▸ EXERCISE BRIEF
Gather all lines with the word "holatda" in them.

▸ EXTRACTED MATERIAL
☆ ☆ ☆ ☆
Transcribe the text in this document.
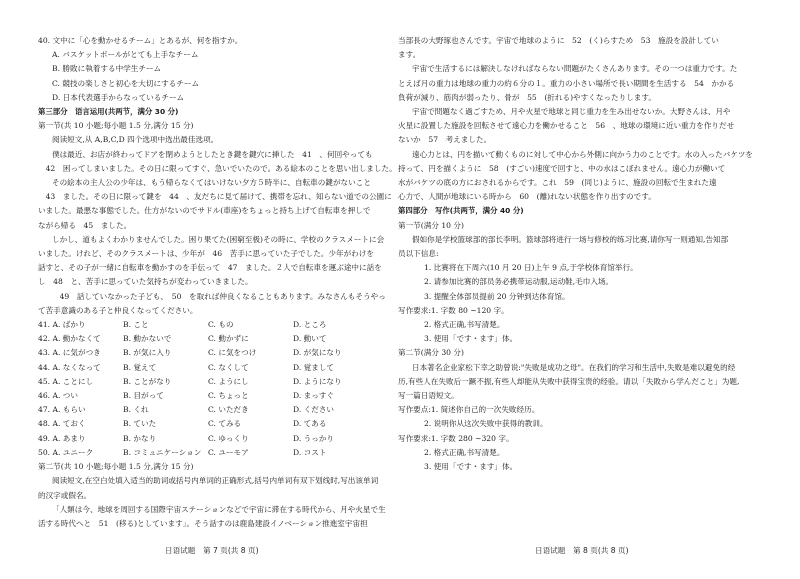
40. 文中に「心を動かせるチーム」とあるが、何を指すか。

A. バスケットボールがとても上手なチーム

B. 勝敗に執着する中学生チーム

C. 競技の楽しさと初心を大切にするチーム

D. 日本代表選手からなっているチーム

第三部分　语言运用(共两节，满分 30 分)

第一节(共 10 小题;每小题 1.5 分,满分 15 分)

阅读短文,从 A,B,C,D 四个选项中选出最佳选项。

僕は最近、お店が終わってドアを閉めようとしたとき鍵を鍵穴に挿した　41　、何回やっても

　42　困ってしまいました。その日に限ってすぐ、急いでいたので。ある絵本のことを思い出しました。

その絵本の主人公の少年は、もう帰らなくてはいけない夕方５時半に、自転車の鍵がないこと

　43　ました。その日に限って鍵を　44　、友だちに見て届けて、携帯を忘れ、知らない道での公園に

いました。最悪な事態でした。仕方がないのでサドル(車座)をちょっと持ち上げて自転車を押しで

ながら帰る　45　ました。

しかし、道もよくわかりませんでした。困り果てた(困窮至极)その時に、学校のクラスメートに会

いました。けれど、そのクラスメートは、少年が　46　苦手に思っていた子でした。少年がわけを

話すと、その子が一緒に自転車を動かすのを手伝って　47　ました。２人で自転車を運ぶ途中に話を

し　48　と、苦手に思っていた気持ちが変わっていきました。

　49　話していなかった子ども、　50　を取れば仲良くなることもあります。みなさんもそうやっ

て苦手意識のある子と仲良くなってください。

41. A. ばかり	B. こと	C. もの	D. ところ
42. A. 動かなくて	B. 動かないで	C. 動かずに	D. 動いて
43. A. に気がつき	B. が気に入り	C. に気をつけ	D. が気になり
44. A. なくなって	B. 覚えて	C. なくして	D. 覚まして
45. A. ことにし	B. ことがなり	C. ようにし	D. ようになり
46. A. つい	B. 目がって	C. ちょっと	D. まっすぐ
47. A. もらい	B. くれ	C. いただき	D. ください
48. A. ておく	B. ていた	C. てみる	D. てある
49. A. あまり	B. かなり	C. ゆっくり	D. うっかり
50. A. ユニーク	B. コミュニケーション C. ユーモア	D. コスト

第二节(共 10 小题;每小题 1.5 分,满分 15 分)

阅读短文,在空白处填入适当的助词或括号内单词的正确形式,括号内单词有双下划线时,写出该单词

的汉字或假名。

「人類は今、地球を周回する国際宇宙ステーションなどで宇宙に滞在する時代から、月や火星で生

活する時代へと　51　(移る)としています」。そう話すのは鹿島建設イノベーション推進室宇宙担

当部長の大野琢也さんです。宇宙で地球のように　52　(く)らすため　53　施設を設計してい

ます。

宇宙で生活するには解決しなければならない問題がたくさんあります。その一つは重力です。た

とえば月の重力は地球の重力の約６分の１。重力の小さい場所で長い期間を生活する　54　かかる

負荷が減り、筋肉が弱ったり、骨が　55　(折れる)やすくなったりします。

宇宙で問題なく過ごすため、月や火星で地球と同じ重力を生み出せないか。大野さんは、月や

火星に設置した施設を回転させて遠心力を働かせること　56　、地球の環境に近い重力を作りだせ

ないか　57　考えました。

遠心力とは、円を描いて動くものに対して中心から外側に向かう力のことです。水の入ったバケツを

持って、円を描くように　58　(すごい)速度で回すと、中の水はこぼれません。遠心力が働いて

水がバケツの底の方におされるからです。これ　59　(同じ)ように、施設の回転で生まれた遠

心力で、人間が地球にいる時から　60　(離)れない状態を作り出すのです。

第四部分　写作(共两节，满分 40 分)

第一节(满分 10 分)

假如你是学校篮球部的部长李明。篮球部将进行一场与修校的练习比赛,请你写一则通知,告知部

员以下信息:

1. 比赛将在下周六(10 月 20 日)上午 9 点,于学校体育馆举行。

2. 请参加比赛的部员务必携带运动服,运动鞋,毛巾入场。

3. 提醒全体部员提前 20 分钟到达体育馆。

写作要求:1. 字数 80 ~120 字。

2. 格式正确,书写清楚。

3. 使用「です・ます」体。

第二节(满分 30 分)

日本著名企业家松下幸之助曾说:"失败是成功之母"。在我们的学习和生活中,失败是难以避免的经

历,有些人在失败后一蹶不振,有些人却能从失败中获得宝贵的经验。请以「失敗から学んだこと」为题,

写一篇日语短文。

写作要点:1. 简述你自己的一次失败经历。

2. 说明你从这次失败中获得的教训。

写作要求:1. 字数 280 ~320 字。

2. 格式正确,书写清楚。

3. 使用「です・ます」体。

日语试题　第 7 页(共 8 页)	日语试题　第 8 页(共 8 页)
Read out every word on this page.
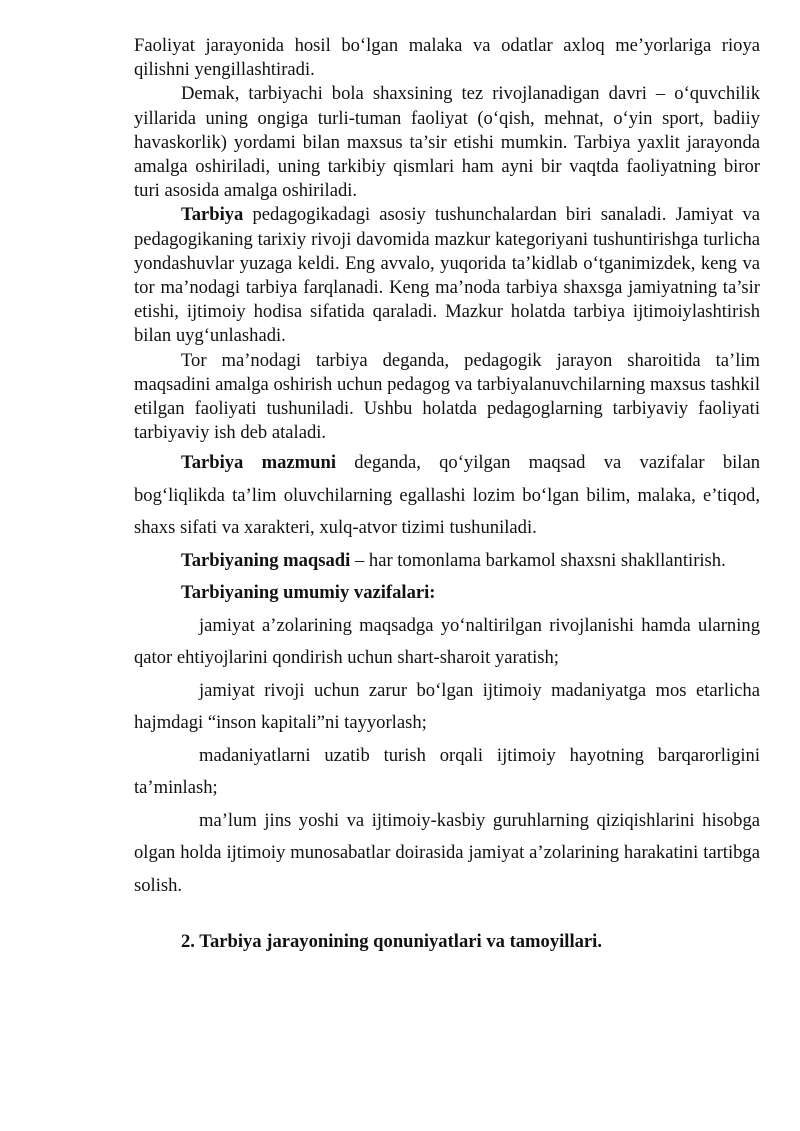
Faoliyat jarayonida hosil bo‘lgan malaka va odatlar axloq me’yorlariga rioya qilishni yengillashtiradi.

Demak, tarbiyachi bola shaxsining tez rivojlanadigan davri – o‘quvchilik yillarida uning ongiga turli-tuman faoliyat (o‘qish, mehnat, o‘yin sport, badiiy havaskorlik) yordami bilan maxsus ta’sir etishi mumkin. Tarbiya yaxlit jarayonda amalga oshiriladi, uning tarkibiy qismlari ham ayni bir vaqtda faoliyatning biror turi asosida amalga oshiriladi.

Tarbiya pedagogikadagi asosiy tushunchalardan biri sanaladi. Jamiyat va pedagogikaning tarixiy rivoji davomida mazkur kategoriyani tushuntirishga turlicha yondashuvlar yuzaga keldi. Eng avvalo, yuqorida ta’kidlab o‘tganimizdek, keng va tor ma’nodagi tarbiya farqlanadi. Keng ma’noda tarbiya shaxsga jamiyatning ta’sir etishi, ijtimoiy hodisa sifatida qaraladi. Mazkur holatda tarbiya ijtimoiylashtirish bilan uyg‘unlashadi.

Tor ma’nodagi tarbiya deganda, pedagogik jarayon sharoitida ta’lim maqsadini amalga oshirish uchun pedagog va tarbiyalanuvchilarning maxsus tashkil etilgan faoliyati tushuniladi. Ushbu holatda pedagoglarning tarbiyaviy faoliyati tarbiyaviy ish deb ataladi.

Tarbiya mazmuni deganda, qo‘yilgan maqsad va vazifalar bilan bog‘liqlikda ta’lim oluvchilarning egallashi lozim bo‘lgan bilim, malaka, e’tiqod, shaxs sifati va xarakteri, xulq-atvor tizimi tushuniladi.

Tarbiyaning maqsadi – har tomonlama barkamol shaxsni shakllantirish.

Tarbiyaning umumiy vazifalari:

jamiyat a’zolarining maqsadga yo‘naltirilgan rivojlanishi hamda ularning qator ehtiyojlarini qondirish uchun shart-sharoit yaratish;

jamiyat rivoji uchun zarur bo‘lgan ijtimoiy madaniyatga mos etarlicha hajmdagi “inson kapitali”ni tayyorlash;

madaniyatlarni uzatib turish orqali ijtimoiy hayotning barqarorligini ta’minlash;

ma’lum jins yoshi va ijtimoiy-kasbiy guruhlarning qiziqishlarini hisobga olgan holda ijtimoiy munosabatlar doirasida jamiyat a’zolarining harakatini tartibga solish.

2. Tarbiya jarayonining qonuniyatlari va tamoyillari.
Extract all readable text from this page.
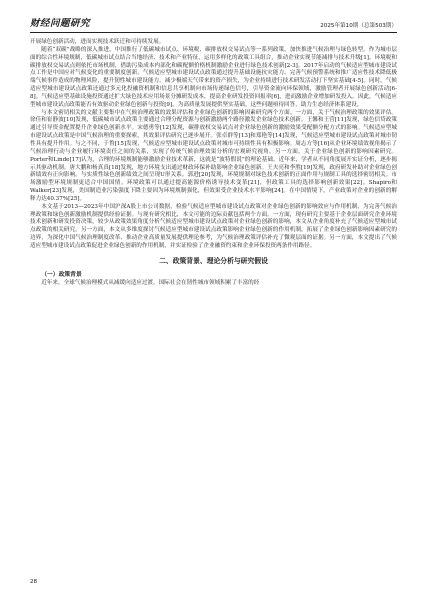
财经问题研究	2025年第10期（总第503期）

开展绿色创新活动，进而实现技术跃迁和可持续发展。

随着“双碳”战略的深入推进，中国推行了低碳城市试点、环境税、碳排放权交易试点等一系列政策，加快推进气候治理与绿色转型。作为城市层面的综合性环境规制，低碳城市试点结合当地经济、技术和产业特征，运用多样化的政策工具组合，推动企业实现节能减排与技术升级[1]。环境税和碳排放权交易试点则依托市场机制，借助污染成本内部化和碳配额价格机制激励企业进行绿色技术创新[2-3]。2017年启动的气候适应型城市建设试点工作是中国应对气候变化的重要制度创新。气候适应型城市建设试点政策通过提升基础设施抗灾能力、完善气候预警系统和推广适应性技术降低极端气候事件造成的物理风险，提升韧性城市建设能力，减少极端天气带来的资产损失，为企业持续进行技术研发活动打下坚实基础[4-5]。同时，气候适应型城市建设试点政策还通过多元化投融资机制和信息共享机制向市场传递绿色信号，引导资金流向环保领域，激励管理者开展绿色创新活动[6-8]。气候适应型基础设施投资通过扩大绿色技术应用场景分摊研发成本，提高企业研发投资回报率[6]，进而激励企业增加研发投入。因此，气候适应型城市建设试点政策能否有效驱动企业绿色创新与投资[9]，为高质量发展提供坚实基础。这些问题亟待回答，助力生态经济体系建设。

与本文密切相关的文献主要集中在气候治理政策的效果评估和企业绿色创新的影响因素研究两个方面。一方面，关于气候治理政策的效果评估。徐佳和崔静波[10]发现，低碳城市试点政策主要通过合理分配资源与创新激励两个路径激发企业绿色技术创新。王馨和王营[11]发现，绿色信贷政策通过引导资金配置提升企业绿色创新水平。宋德勇等[12]发现，碳排放权交易试点对企业绿色创新的激励效果受配额分配方式的影响。气候适应型城市建设试点政策是中国气候治理的重要探索，其效果评估研究已逐步展开。张卓群等[13]和郑艳等[14]发现，气候适应型城市建设试点政策对城市韧性具有提升作用。与之不同，于鲁[15]发现，气候适应型城市建设试点政策对城市可持续性具有积极影响。周志方等[16]从企业环境绩效视角揭示了气候治理行动与企业履行环境责任之间的关系，实现了传统气候治理效果分析的宏观研究视角。另一方面，关于企业绿色创新的影响因素研究。Porter和Linde[17]认为，合理的环境规制能够激励企业技术革新，这就是“波特假说”的理论基础。近年来，学者从不同角度展开实证分析，逐步揭示其驱动机制。唐大鹏和杨真真[18]发现，地方环境支出通过财政环保补助影响企业绿色创新。王夫亮和李胜[19]发现，政府研发补助对企业绿色创新绩效有正向影响。与实质性绿色创新绩效之间呈现U形关系。郭进[20]发现，环境规制对绿色技术创新的正面作用与规制工具的选择密切相关。市场激励型环境规制更适合中国国情。环境政策可以通过提高能源价格诱导技术变革[21]，但政策工具的选择影响创新效果[22]。Shapiro和Walker[23]发现，美国制造业污染强度下降主要因为环境规制强化，但效果受企业技术水平影响[24]。在中国情境下，产业政策对企业的创新的解释力达40.37%[25]。

本文基于2013—2023年中国沪深A股上市公司数据，检验气候适应型城市建设试点政策对企业绿色创新的影响效应与作用机制，为完善气候治理政策和绿色创新激励机制提供经验证据。与现有研究相比，本文可能的边际贡献包括两个方面。一方面，现有研究主要基于企业层面研究企业环境技术创新和研发投资决策，较少从政策效果角度分析气候适应型城市建设试点政策对企业绿色创新的影响，本文从企业角度补充了气候适应型城市试点政策的相关研究。另一方面，本文从多维度探讨气候适应型城市建设试点政策影响企业绿色创新的作用机制，拓展了企业绿色创新影响因素研究的边界，为深化中国气候治理制度改革、推动企业高质量发展提供理论参考，为气候治理政策评估补充了微观层面的证据。另一方面，本文提出了气候适应型城市建设试点政策促进企业绿色创新的作用机制，并实证检验了企业融资约束和企业环保投资两条作用路径。

二、政策背景、理论分析与研究假设
（一）政策背景

近年来，全球气候治理模式从减缓向适应过渡，国际社会在韧性城市领域积累了丰富的经

28
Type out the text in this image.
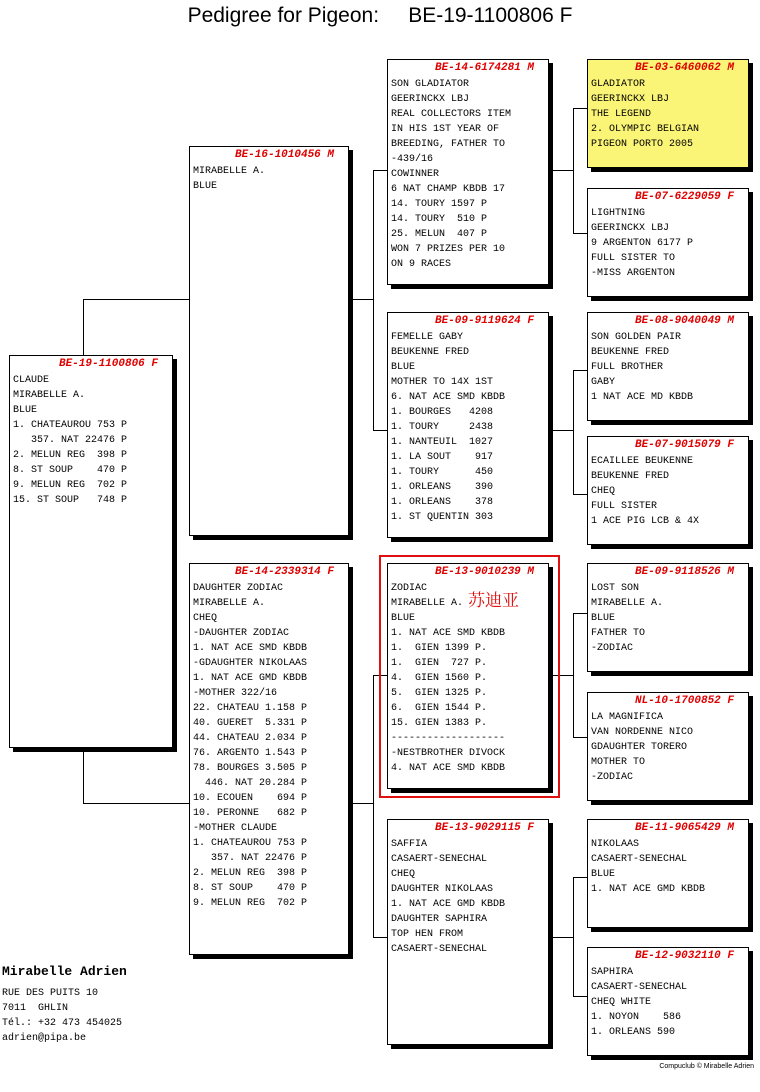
Pedigree for Pigeon:     BE-19-1100806 F
BE-19-1100806 F
CLAUDE
MIRABELLE A.
BLUE
1. CHATEAUROU 753 P
357. NAT 22476 P
2. MELUN REG  398 P
8. ST SOUP    470 P
9. MELUN REG  702 P
15. ST SOUP   748 P
BE-16-1010456 M
MIRABELLE A.
BLUE
BE-14-2339314 F
DAUGHTER ZODIAC
MIRABELLE A.
CHEQ
-DAUGHTER ZODIAC
1. NAT ACE SMD KBDB
-GDAUGHTER NIKOLAAS
1. NAT ACE GMD KBDB
-MOTHER 322/16
22. CHATEAU 1.158 P
40. GUERET  5.331 P
44. CHATEAU 2.034 P
76. ARGENTO 1.543 P
78. BOURGES 3.505 P
446. NAT 20.284 P
10. ECOUEN    694 P
10. PERONNE   682 P
-MOTHER CLAUDE
1. CHATEAUROU 753 P
357. NAT 22476 P
2. MELUN REG  398 P
8. ST SOUP    470 P
9. MELUN REG  702 P
BE-14-6174281 M
SON GLADIATOR
GEERINCKX LBJ
REAL COLLECTORS ITEM
IN HIS 1ST YEAR OF
BREEDING, FATHER TO
-439/16
COWINNER
6 NAT CHAMP KBDB 17
14. TOURY 1597 P
14. TOURY  510 P
25. MELUN  407 P
WON 7 PRIZES PER 10
ON 9 RACES
BE-09-9119624 F
FEMELLE GABY
BEUKENNE FRED
BLUE
MOTHER TO 14X 1ST
6. NAT ACE SMD KBDB
1. BOURGES   4208
1. TOURY     2438
1. NANTEUIL  1027
1. LA SOUT    917
1. TOURY      450
1. ORLEANS    390
1. ORLEANS    378
1. ST QUENTIN 303
BE-13-9010239 M
ZODIAC
MIRABELLE A.
BLUE
1. NAT ACE SMD KBDB
1.  GIEN 1399 P.
1.  GIEN  727 P.
4.  GIEN 1560 P.
5.  GIEN 1325 P.
6.  GIEN 1544 P.
15. GIEN 1383 P.
-------------------
-NESTBROTHER DIVOCK
4. NAT ACE SMD KBDB
BE-13-9029115 F
SAFFIA
CASAERT-SENECHAL
CHEQ
DAUGHTER NIKOLAAS
1. NAT ACE GMD KBDB
DAUGHTER SAPHIRA
TOP HEN FROM
CASAERT-SENECHAL
BE-03-6460062 M
GLADIATOR
GEERINCKX LBJ
THE LEGEND
2. OLYMPIC BELGIAN
PIGEON PORTO 2005
BE-07-6229059 F
LIGHTNING
GEERINCKX LBJ
9 ARGENTON 6177 P
FULL SISTER TO
-MISS ARGENTON
BE-08-9040049 M
SON GOLDEN PAIR
BEUKENNE FRED
FULL BROTHER
GABY
1 NAT ACE MD KBDB
BE-07-9015079 F
ECAILLEE BEUKENNE
BEUKENNE FRED
CHEQ
FULL SISTER
1 ACE PIG LCB & 4X
BE-09-9118526 M
LOST SON
MIRABELLE A.
BLUE
FATHER TO
-ZODIAC
NL-10-1700852 F
LA MAGNIFICA
VAN NORDENNE NICO
GDAUGHTER TORERO
MOTHER TO
-ZODIAC
BE-11-9065429 M
NIKOLAAS
CASAERT-SENECHAL
BLUE
1. NAT ACE GMD KBDB
BE-12-9032110 F
SAPHIRA
CASAERT-SENECHAL
CHEQ WHITE
1. NOYON    586
1. ORLEANS 590
苏迪亚
Mirabelle Adrien
RUE DES PUITS 10
7011  GHLIN
Tél.: +32 473 454025
adrien@pipa.be
Compuclub © Mirabelle Adrien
☆ ☆ ☆ ☆
▸ SOLUTION TO THE PROBLEM
Tarbiya pedagogikadagi asosiy tushunchalardan biri sanaladi. Jamiyat va pedagogikaning tarixiy rivoji davomida mazkur kategoriyani tushuntirishga turlicha yondashuvlar yuzaga keldi. Eng avvalo, yuqorida ta’kidlab o‘tganimizdek, keng va tor ma’nodagi tarbiya farqlanadi. Keng ma’noda tarbiya shaxsga jamiyatning ta’sir etishi, ijtimoiy hodisa sifatida qaraladi. Mazkur holatda tarbiya ijtimoiylashtirish bilan uyg‘unlashadi.
Tor ma’nodagi tarbiya deganda, pedagogik jarayon sharoitida ta’lim maqsadini amalga oshirish uchun pedagog va tarbiyalanuvchilarning maxsus tashkil etilgan faoliyati tushuniladi. Ushbu holatda pedagoglarning tarbiyaviy faoliyati tarbiyaviy ish deb ataladi.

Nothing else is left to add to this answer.